* Instructions for the task
Reproduce every line in the listing that contains the word "vous".

(Data records)
** Begin **
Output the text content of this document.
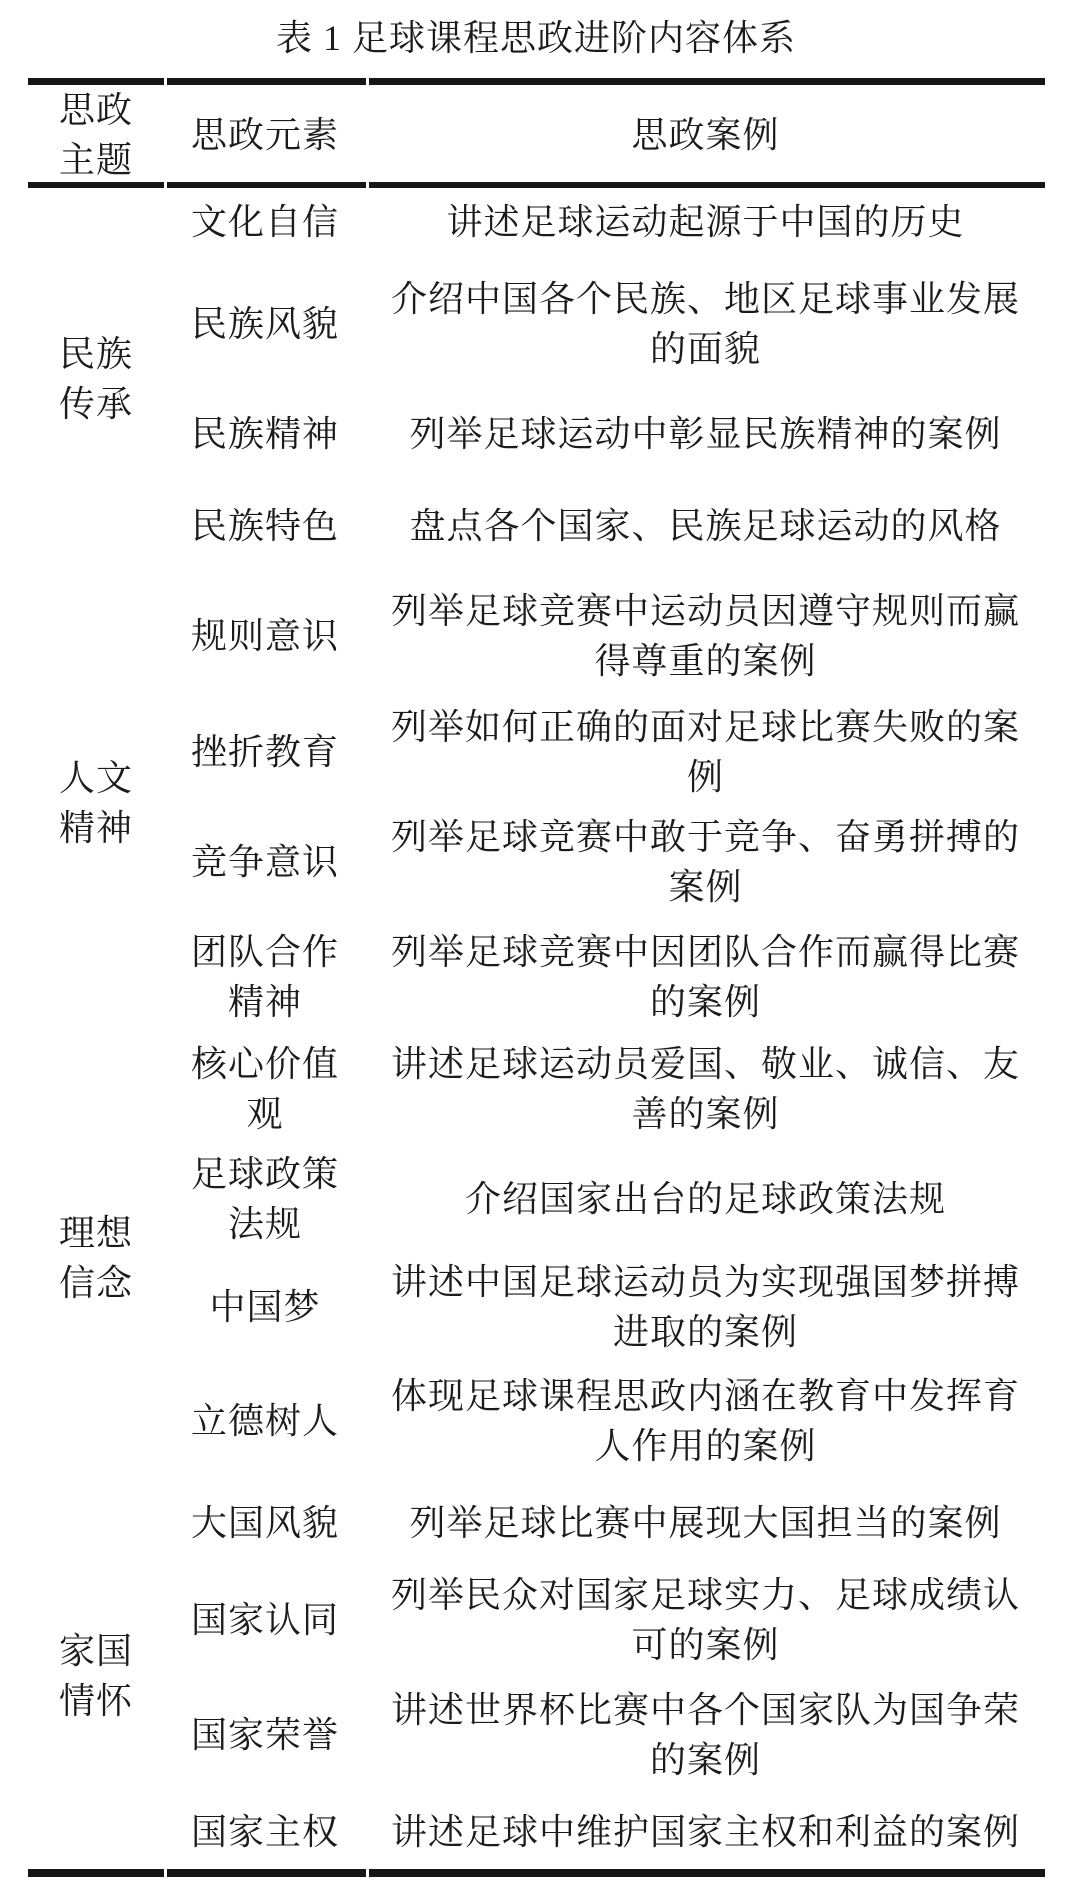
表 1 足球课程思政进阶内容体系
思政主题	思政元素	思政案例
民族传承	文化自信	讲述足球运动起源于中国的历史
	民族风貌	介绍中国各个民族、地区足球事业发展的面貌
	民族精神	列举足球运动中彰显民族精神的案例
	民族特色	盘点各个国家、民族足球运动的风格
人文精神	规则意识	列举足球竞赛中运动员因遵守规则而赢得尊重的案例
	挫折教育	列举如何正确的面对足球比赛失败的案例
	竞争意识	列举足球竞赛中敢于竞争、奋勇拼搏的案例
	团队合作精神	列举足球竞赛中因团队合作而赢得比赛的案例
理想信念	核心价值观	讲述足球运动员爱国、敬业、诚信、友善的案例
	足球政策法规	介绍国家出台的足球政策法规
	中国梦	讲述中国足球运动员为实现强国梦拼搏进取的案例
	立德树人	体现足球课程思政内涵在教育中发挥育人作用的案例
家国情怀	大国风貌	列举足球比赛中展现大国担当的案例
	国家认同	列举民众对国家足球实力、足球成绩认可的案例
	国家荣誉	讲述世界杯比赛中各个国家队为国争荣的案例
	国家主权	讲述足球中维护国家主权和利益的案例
** End **
** Begin **
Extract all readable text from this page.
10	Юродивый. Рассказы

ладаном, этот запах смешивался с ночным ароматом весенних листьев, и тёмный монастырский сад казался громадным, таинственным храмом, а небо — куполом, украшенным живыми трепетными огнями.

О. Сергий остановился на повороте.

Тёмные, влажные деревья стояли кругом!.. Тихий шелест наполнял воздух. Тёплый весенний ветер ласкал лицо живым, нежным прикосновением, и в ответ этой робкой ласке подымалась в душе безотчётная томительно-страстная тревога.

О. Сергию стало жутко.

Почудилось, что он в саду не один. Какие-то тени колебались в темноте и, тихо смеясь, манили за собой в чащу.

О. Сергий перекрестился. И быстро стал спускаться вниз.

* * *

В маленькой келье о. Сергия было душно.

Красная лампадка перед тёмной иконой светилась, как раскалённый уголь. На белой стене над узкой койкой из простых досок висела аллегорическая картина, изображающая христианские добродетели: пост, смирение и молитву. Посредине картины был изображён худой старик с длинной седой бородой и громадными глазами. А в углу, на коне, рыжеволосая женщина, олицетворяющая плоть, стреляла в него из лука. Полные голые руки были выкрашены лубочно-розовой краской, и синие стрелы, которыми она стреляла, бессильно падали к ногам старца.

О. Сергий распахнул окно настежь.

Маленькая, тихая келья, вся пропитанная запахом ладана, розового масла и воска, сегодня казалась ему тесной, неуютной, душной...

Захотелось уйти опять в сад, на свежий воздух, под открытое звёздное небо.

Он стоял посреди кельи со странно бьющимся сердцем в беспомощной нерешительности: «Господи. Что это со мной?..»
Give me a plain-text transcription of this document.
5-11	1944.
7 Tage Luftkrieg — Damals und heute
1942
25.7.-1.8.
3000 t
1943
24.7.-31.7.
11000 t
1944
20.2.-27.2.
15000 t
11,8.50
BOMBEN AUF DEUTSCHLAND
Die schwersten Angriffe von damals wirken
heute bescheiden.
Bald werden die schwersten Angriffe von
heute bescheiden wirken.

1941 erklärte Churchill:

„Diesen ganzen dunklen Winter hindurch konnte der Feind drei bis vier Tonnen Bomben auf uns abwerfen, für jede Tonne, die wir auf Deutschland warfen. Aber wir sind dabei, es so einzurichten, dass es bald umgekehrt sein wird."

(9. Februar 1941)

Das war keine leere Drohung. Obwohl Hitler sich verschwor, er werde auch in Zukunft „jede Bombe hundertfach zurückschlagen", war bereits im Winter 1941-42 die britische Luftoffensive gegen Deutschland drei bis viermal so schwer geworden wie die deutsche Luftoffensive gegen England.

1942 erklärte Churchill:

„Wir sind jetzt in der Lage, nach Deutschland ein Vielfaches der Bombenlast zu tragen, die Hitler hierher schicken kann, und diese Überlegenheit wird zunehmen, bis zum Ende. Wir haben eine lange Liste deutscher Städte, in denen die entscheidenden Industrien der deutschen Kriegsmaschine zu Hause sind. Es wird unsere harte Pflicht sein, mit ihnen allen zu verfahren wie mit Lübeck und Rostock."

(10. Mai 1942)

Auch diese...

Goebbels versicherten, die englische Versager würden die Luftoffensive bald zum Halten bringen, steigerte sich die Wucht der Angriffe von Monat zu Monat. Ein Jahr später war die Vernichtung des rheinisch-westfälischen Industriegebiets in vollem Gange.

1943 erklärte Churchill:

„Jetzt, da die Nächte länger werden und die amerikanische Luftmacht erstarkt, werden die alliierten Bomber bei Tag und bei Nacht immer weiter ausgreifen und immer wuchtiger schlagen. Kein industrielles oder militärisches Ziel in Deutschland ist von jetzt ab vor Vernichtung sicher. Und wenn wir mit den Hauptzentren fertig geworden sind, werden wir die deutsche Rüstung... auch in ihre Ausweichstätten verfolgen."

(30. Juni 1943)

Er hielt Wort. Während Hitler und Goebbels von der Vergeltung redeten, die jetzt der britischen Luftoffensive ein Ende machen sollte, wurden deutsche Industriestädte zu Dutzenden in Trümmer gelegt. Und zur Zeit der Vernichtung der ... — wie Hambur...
** End **
** Begin **
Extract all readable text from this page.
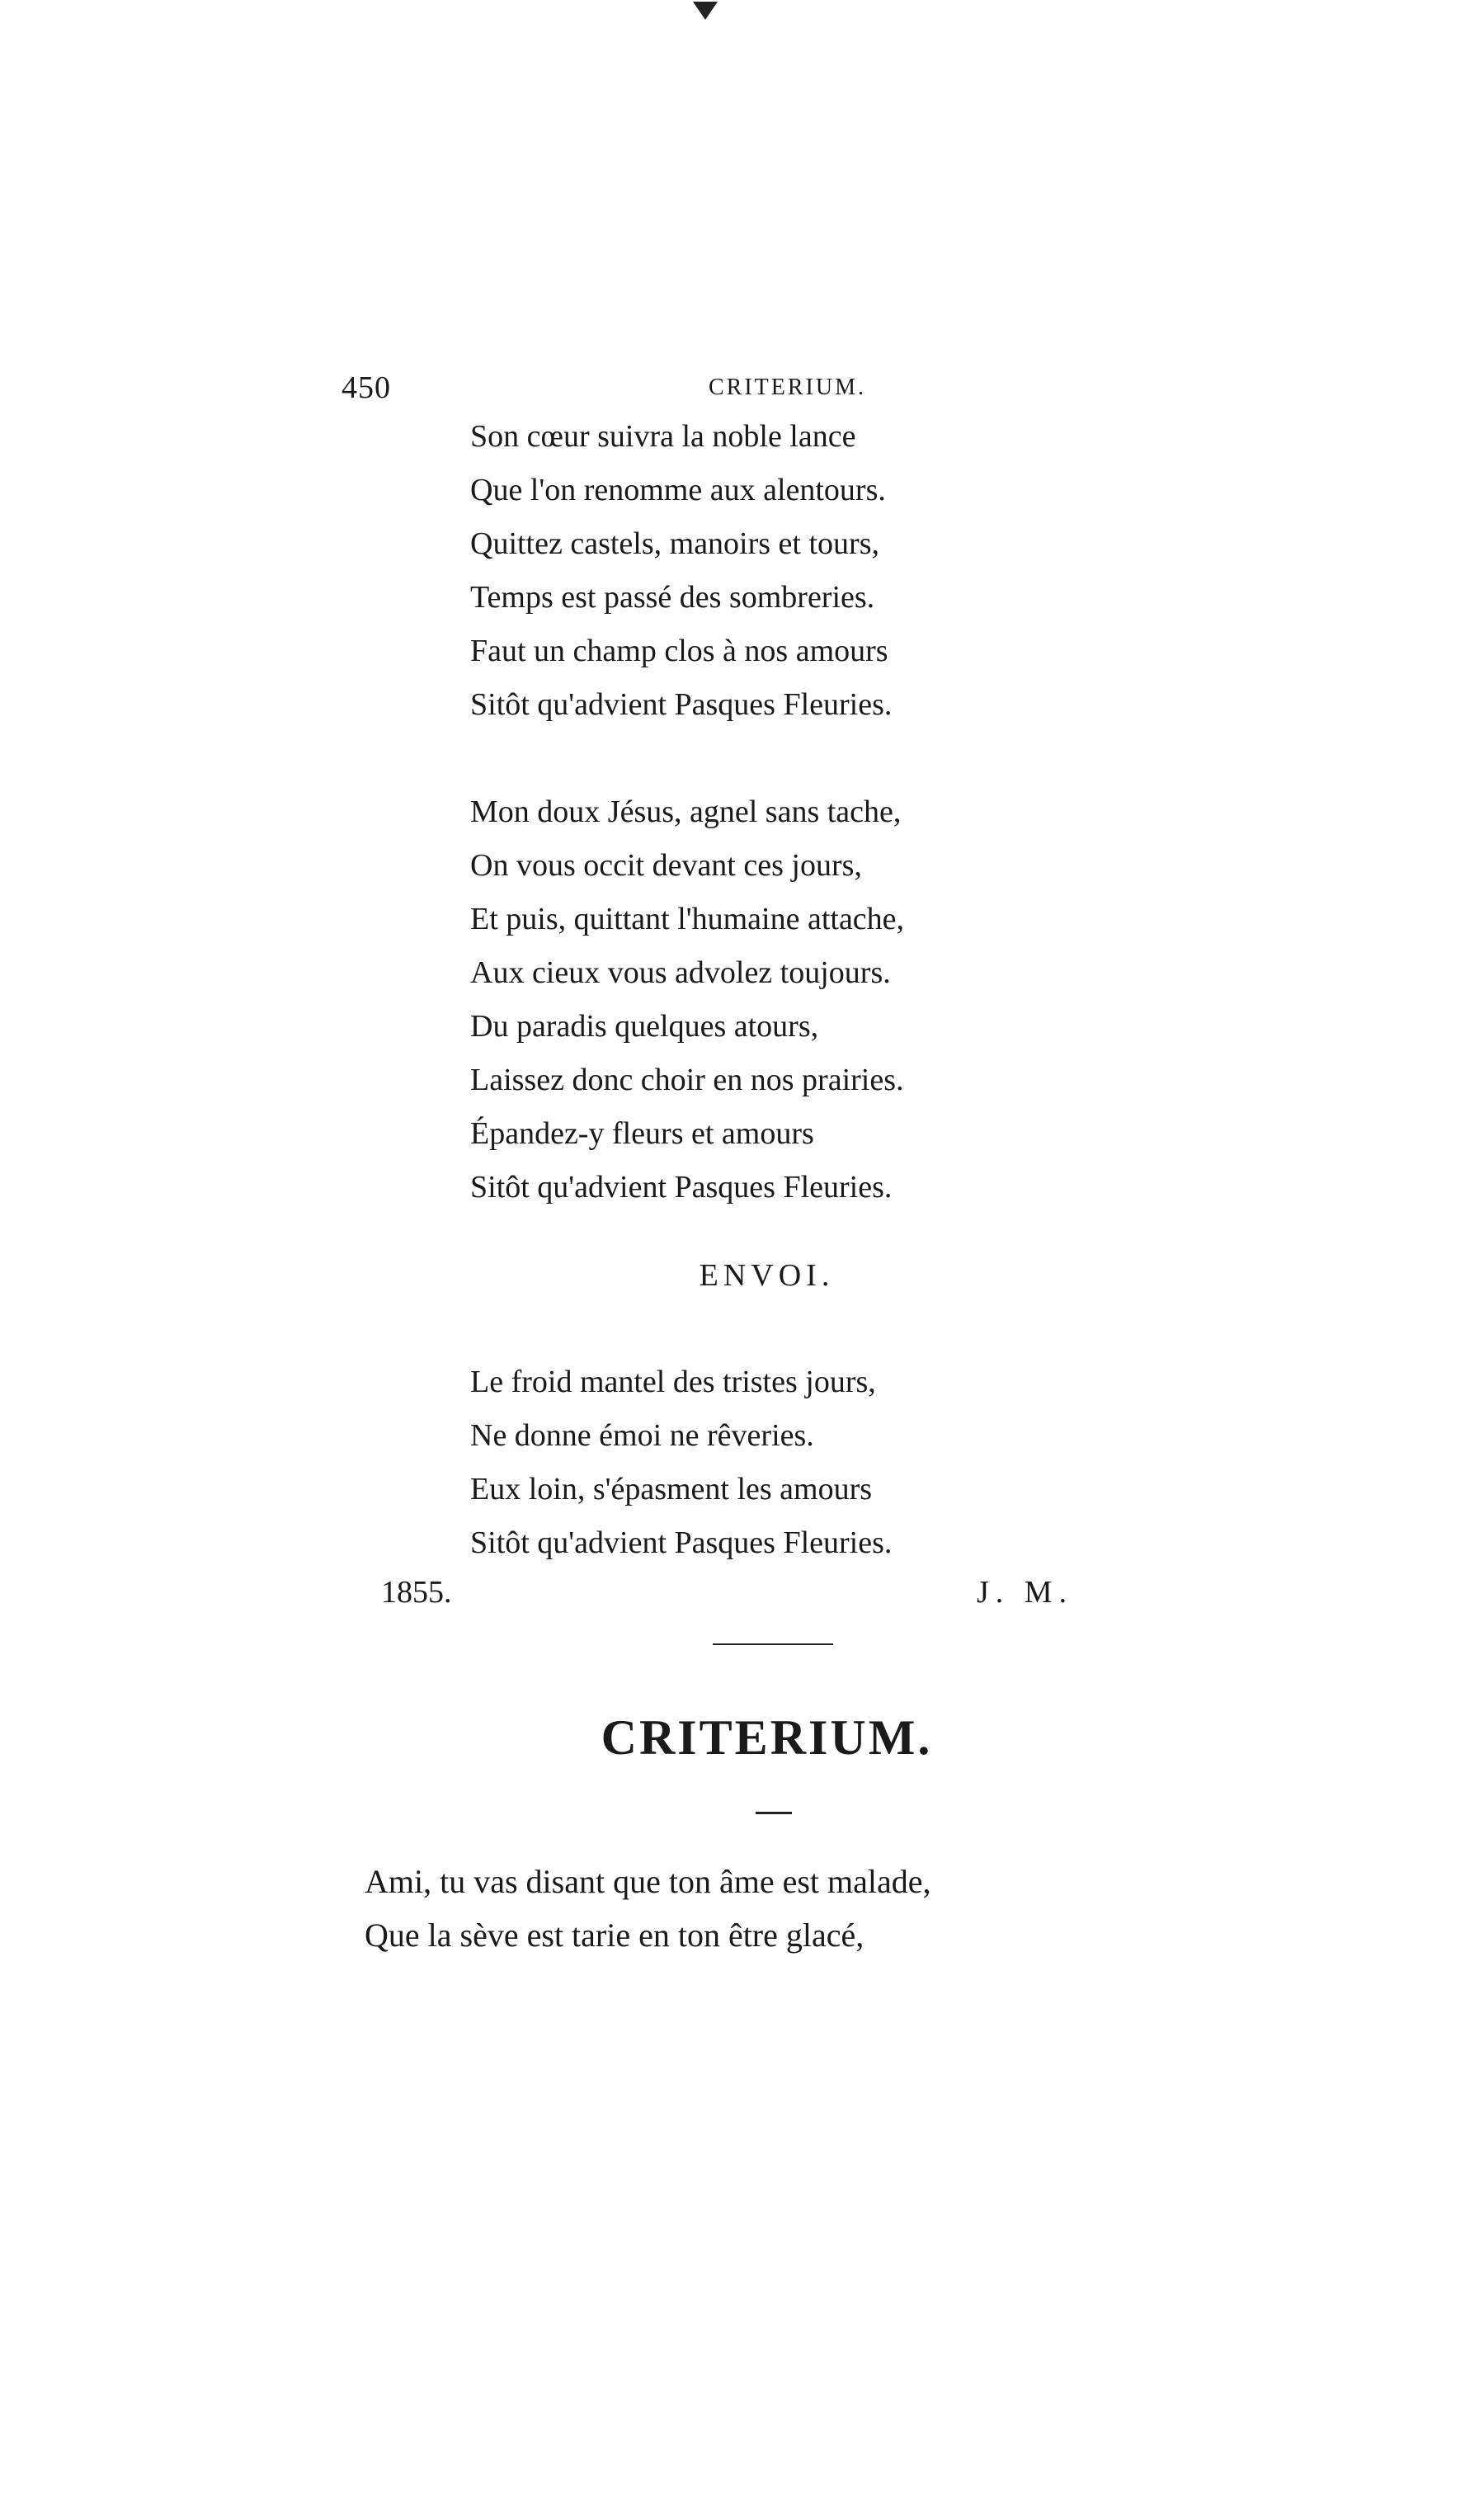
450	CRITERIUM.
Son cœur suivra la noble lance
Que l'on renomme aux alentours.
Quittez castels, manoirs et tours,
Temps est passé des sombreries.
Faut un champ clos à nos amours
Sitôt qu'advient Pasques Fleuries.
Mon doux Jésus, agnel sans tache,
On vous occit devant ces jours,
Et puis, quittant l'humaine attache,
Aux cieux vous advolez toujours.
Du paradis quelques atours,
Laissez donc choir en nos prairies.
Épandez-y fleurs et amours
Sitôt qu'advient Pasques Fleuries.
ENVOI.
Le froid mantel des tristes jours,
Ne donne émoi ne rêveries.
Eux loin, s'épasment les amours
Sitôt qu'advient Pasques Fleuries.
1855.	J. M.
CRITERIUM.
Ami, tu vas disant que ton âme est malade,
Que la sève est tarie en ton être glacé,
** End **
* Written reply
On vous occit devant ces jours,
Aux cieux vous advolez toujours.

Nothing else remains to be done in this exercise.